— Exercise description —
Look through the material below. Copy each line that contains the string "text".

[Extracts from a graphics dataset]

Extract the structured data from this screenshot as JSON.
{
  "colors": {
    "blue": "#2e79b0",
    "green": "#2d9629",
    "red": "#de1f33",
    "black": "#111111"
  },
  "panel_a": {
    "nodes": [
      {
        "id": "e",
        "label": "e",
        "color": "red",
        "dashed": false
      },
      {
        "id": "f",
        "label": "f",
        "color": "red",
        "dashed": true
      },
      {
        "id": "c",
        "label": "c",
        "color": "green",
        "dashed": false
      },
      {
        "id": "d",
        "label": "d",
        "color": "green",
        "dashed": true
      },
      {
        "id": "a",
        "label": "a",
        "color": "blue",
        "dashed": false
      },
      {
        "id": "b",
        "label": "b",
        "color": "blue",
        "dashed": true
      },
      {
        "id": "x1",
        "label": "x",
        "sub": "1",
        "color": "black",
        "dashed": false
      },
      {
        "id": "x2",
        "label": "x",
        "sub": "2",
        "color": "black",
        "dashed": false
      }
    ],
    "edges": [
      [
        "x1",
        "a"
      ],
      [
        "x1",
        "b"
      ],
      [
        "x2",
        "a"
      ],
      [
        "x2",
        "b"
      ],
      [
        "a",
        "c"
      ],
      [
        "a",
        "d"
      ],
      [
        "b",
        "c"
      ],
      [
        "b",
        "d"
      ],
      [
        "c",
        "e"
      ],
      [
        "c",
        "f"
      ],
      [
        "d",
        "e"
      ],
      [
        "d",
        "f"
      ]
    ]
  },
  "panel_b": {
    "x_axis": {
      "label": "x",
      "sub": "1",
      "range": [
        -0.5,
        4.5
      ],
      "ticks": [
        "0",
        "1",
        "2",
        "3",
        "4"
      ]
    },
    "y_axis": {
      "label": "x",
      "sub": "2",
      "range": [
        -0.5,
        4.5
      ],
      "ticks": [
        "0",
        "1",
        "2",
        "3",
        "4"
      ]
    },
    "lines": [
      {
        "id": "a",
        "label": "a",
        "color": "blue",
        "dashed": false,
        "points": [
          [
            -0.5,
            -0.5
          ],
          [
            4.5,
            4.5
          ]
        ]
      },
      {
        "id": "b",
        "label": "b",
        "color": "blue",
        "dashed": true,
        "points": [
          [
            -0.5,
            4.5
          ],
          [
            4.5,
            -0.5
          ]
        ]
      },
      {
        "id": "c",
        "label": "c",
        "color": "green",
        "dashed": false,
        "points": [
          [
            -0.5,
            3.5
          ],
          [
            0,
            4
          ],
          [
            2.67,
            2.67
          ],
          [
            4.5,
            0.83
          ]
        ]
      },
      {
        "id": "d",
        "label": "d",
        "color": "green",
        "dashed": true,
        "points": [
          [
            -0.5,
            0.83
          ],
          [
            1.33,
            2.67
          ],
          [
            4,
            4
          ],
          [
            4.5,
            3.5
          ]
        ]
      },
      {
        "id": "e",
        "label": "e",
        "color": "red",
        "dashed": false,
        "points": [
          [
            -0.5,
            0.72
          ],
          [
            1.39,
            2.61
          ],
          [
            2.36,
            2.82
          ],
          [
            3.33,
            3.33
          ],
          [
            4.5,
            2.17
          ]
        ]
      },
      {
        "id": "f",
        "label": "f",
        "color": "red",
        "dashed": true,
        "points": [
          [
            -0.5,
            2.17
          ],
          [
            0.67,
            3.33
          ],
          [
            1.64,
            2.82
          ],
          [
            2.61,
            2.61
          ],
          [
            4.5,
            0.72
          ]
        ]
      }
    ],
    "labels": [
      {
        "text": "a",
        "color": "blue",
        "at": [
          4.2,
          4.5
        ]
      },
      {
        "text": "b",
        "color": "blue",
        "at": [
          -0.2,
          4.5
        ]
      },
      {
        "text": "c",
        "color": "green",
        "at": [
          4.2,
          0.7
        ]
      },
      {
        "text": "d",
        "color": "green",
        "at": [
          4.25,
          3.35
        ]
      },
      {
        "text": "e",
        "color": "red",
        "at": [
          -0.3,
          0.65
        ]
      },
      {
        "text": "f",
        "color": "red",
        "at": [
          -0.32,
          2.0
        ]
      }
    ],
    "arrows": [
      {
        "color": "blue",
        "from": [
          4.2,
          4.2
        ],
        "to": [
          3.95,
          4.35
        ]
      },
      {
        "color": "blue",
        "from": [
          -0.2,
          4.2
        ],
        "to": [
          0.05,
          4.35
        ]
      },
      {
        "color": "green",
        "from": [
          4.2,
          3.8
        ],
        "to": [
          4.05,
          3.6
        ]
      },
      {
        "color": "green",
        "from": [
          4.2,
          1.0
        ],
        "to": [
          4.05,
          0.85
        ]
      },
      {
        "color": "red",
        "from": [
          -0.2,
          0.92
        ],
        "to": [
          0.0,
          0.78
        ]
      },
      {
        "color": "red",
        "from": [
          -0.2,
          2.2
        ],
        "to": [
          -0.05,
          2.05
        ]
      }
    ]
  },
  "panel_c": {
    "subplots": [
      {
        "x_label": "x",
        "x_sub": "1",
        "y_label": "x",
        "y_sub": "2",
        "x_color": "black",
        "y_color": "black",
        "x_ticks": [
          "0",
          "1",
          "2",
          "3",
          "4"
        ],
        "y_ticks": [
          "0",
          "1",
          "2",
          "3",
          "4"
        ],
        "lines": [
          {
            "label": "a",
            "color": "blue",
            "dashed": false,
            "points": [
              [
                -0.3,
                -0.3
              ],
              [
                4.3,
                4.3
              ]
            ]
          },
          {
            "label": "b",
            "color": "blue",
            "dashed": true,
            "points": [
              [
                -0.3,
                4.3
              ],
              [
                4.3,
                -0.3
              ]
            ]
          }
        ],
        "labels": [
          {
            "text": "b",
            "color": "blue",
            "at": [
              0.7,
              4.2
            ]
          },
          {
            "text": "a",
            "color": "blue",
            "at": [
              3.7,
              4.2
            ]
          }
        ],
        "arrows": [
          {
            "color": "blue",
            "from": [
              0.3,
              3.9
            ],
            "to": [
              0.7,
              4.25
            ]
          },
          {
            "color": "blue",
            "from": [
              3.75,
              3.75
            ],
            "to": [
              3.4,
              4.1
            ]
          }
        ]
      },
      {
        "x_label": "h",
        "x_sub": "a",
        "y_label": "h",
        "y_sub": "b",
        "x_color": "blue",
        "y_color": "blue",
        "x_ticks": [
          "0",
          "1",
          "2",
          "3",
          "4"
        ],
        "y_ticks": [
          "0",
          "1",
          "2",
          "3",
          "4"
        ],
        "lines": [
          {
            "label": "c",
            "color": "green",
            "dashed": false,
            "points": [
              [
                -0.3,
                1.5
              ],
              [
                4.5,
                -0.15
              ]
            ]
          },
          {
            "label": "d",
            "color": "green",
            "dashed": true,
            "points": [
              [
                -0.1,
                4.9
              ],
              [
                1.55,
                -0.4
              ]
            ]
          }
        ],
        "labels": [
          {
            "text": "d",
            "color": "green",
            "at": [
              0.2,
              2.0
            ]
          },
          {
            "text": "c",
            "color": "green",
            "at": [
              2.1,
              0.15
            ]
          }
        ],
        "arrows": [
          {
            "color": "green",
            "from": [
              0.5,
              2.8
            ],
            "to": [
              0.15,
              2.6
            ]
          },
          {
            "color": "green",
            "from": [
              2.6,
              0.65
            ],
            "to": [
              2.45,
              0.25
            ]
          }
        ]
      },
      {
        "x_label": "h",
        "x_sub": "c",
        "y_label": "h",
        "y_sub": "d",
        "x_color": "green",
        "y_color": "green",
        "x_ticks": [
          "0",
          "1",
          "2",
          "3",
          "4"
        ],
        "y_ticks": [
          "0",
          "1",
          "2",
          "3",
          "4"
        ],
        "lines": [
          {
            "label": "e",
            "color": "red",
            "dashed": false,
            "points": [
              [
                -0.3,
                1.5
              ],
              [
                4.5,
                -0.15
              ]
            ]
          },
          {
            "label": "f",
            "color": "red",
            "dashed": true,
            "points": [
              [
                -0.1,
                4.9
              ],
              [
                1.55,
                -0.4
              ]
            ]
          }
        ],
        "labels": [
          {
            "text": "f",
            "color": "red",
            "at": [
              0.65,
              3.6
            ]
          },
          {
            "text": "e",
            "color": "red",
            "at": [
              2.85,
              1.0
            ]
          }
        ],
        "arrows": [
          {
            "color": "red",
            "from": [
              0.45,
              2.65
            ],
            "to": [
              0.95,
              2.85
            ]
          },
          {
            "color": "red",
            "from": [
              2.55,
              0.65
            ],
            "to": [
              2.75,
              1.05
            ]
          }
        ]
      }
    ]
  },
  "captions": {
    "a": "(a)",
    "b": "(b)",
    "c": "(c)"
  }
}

— Result of the exercise —
        "text": "a",
        "text": "b",
        "text": "c",
        "text": "d",
        "text": "e",
        "text": "f",
            "text": "b",
            "text": "a",
            "text": "d",
            "text": "c",
            "text": "f",
            "text": "e",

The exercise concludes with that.